Given instruction:
From the entries below, copy every line where the string "Waves" appears.

Exercise inputs:
◇ ◇ ◇ ◇ ◇ ◇ ◇

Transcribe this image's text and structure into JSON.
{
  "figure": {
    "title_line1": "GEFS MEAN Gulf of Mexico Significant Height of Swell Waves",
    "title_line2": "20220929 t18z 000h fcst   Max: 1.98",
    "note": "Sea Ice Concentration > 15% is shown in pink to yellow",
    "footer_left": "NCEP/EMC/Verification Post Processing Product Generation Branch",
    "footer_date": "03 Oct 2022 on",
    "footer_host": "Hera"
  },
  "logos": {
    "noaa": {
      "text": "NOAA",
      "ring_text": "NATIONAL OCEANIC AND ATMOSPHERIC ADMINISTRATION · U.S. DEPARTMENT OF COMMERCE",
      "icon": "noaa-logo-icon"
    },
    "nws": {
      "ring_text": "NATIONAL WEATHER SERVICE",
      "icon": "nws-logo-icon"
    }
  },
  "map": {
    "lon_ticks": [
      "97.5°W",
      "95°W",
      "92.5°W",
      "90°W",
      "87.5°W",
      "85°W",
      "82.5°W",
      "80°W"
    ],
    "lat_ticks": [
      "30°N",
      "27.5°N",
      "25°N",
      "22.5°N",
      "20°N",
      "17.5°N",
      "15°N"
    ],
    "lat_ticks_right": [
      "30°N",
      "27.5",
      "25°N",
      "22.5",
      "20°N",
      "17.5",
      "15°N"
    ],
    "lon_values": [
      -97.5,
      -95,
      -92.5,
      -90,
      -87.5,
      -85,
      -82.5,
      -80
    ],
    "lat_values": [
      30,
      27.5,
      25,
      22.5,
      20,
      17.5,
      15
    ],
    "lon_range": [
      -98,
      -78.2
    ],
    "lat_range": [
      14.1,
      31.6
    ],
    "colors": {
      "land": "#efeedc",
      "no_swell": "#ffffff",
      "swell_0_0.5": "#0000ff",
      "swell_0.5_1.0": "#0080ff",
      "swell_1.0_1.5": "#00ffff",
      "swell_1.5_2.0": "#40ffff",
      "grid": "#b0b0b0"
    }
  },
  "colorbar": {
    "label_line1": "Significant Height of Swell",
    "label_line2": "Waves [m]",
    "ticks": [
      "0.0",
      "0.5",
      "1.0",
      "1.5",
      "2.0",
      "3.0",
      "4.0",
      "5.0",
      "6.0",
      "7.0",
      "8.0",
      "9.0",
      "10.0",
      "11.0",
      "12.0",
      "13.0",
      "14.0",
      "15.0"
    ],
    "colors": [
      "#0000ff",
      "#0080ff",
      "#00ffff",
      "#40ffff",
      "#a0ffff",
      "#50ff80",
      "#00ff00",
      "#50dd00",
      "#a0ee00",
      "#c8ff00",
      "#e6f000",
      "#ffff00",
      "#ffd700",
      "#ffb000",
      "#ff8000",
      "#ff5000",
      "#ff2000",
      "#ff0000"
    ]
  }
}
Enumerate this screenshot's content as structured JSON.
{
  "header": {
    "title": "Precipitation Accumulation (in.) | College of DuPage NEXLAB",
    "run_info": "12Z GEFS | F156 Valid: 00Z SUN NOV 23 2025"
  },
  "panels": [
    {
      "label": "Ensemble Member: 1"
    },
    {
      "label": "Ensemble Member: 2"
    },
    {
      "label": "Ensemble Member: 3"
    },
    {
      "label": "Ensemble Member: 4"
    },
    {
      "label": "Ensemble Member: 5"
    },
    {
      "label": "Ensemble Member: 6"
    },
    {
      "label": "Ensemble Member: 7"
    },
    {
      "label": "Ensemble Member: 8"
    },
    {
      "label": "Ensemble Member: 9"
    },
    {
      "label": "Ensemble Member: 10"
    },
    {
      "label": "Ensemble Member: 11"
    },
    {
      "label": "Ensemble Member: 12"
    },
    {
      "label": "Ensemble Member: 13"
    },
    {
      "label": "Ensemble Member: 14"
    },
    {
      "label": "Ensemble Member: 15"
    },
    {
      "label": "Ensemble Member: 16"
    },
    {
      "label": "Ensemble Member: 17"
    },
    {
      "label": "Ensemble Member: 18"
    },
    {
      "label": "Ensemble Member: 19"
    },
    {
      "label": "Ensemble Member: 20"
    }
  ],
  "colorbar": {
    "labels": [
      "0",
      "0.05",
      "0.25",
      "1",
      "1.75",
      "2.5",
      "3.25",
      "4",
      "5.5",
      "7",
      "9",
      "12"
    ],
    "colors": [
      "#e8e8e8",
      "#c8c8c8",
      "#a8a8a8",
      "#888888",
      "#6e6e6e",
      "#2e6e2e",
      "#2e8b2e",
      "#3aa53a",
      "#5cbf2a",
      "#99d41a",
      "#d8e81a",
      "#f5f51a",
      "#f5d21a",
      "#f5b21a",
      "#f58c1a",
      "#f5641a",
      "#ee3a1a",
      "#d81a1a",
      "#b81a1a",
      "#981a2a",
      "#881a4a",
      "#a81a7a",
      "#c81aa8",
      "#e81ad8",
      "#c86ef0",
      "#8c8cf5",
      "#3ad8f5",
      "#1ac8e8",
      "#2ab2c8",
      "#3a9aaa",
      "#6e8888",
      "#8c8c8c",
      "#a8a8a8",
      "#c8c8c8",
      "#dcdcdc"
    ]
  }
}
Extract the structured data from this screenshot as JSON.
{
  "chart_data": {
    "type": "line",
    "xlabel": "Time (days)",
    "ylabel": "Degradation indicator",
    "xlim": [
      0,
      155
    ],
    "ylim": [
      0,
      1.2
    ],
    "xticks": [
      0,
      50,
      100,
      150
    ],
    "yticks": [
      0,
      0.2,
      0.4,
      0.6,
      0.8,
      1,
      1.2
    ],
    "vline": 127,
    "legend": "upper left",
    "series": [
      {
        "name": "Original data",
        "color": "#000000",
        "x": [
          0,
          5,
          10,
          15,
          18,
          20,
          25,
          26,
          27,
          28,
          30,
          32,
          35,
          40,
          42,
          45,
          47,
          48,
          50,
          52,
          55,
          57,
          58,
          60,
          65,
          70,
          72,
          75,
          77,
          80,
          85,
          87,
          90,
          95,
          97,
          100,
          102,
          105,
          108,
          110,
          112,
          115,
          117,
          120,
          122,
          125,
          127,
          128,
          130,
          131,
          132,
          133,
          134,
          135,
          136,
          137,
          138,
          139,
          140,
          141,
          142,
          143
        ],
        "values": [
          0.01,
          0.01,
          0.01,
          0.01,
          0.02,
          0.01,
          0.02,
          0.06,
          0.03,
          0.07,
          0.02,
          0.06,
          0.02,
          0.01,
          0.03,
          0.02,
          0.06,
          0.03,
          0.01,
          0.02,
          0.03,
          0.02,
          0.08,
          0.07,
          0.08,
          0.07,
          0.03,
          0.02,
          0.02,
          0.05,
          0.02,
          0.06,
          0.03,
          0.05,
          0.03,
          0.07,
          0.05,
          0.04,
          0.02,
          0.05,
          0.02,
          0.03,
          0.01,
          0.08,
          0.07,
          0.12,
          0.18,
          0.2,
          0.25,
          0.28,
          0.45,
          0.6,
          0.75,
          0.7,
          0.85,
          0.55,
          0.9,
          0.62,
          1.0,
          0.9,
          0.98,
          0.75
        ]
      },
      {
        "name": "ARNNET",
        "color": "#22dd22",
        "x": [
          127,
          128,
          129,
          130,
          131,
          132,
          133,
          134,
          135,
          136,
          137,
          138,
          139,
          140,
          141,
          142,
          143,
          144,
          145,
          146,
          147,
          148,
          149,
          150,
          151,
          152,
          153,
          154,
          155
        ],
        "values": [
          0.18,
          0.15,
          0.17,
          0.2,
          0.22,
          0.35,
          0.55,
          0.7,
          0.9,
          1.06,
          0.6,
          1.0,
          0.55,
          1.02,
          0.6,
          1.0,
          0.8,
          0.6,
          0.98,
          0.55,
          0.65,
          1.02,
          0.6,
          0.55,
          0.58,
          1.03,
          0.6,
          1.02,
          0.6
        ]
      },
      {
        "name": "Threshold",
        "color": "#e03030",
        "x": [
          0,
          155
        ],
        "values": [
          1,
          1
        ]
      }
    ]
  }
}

◇ ◇ ◇ ◇ ◇ ◇ ◇

Correct result:
    "title_line1": "GEFS MEAN Gulf of Mexico Significant Height of Swell Waves",
    "label_line2": "Waves [m]",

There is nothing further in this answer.